» Brief: Extract the text of every entry below exactly; leave images out.

» Data for this exercise:

⁂

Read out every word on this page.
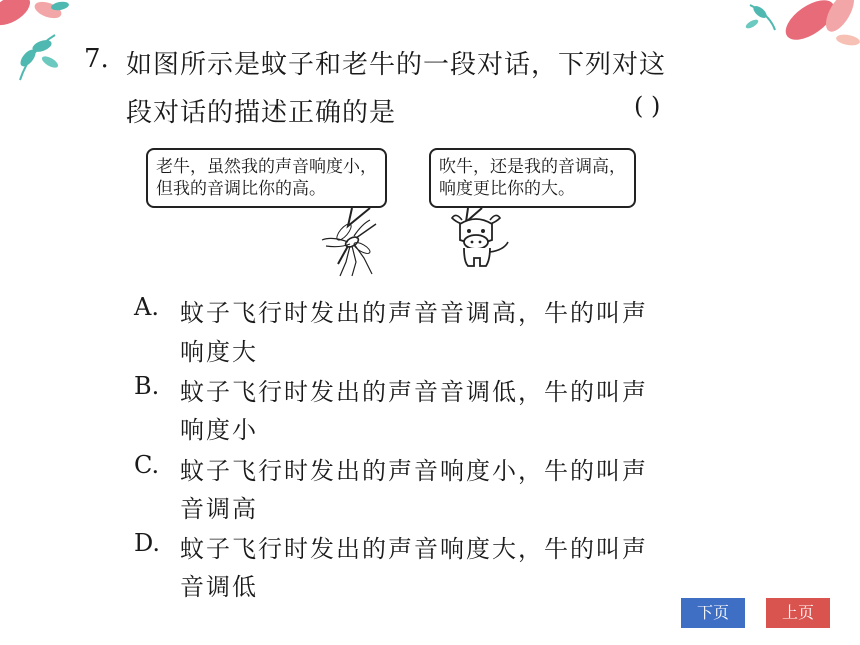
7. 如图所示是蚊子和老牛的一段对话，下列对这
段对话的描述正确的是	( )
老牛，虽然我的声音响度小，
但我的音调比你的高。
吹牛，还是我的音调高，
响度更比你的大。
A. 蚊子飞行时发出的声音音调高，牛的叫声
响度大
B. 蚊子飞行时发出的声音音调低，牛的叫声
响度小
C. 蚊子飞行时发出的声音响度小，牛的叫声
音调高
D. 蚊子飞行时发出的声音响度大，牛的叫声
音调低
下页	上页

⁂

» Finished exercise:
Read out every word on this page.
7. 如图所示是蚊子和老牛的一段对话，下列对这
段对话的描述正确的是	( )
老牛，虽然我的声音响度小，
但我的音调比你的高。
吹牛，还是我的音调高，
响度更比你的大。
A. 蚊子飞行时发出的声音音调高，牛的叫声
响度大
B. 蚊子飞行时发出的声音音调低，牛的叫声
响度小
C. 蚊子飞行时发出的声音响度小，牛的叫声
音调高
D. 蚊子飞行时发出的声音响度大，牛的叫声
音调低
下页	上页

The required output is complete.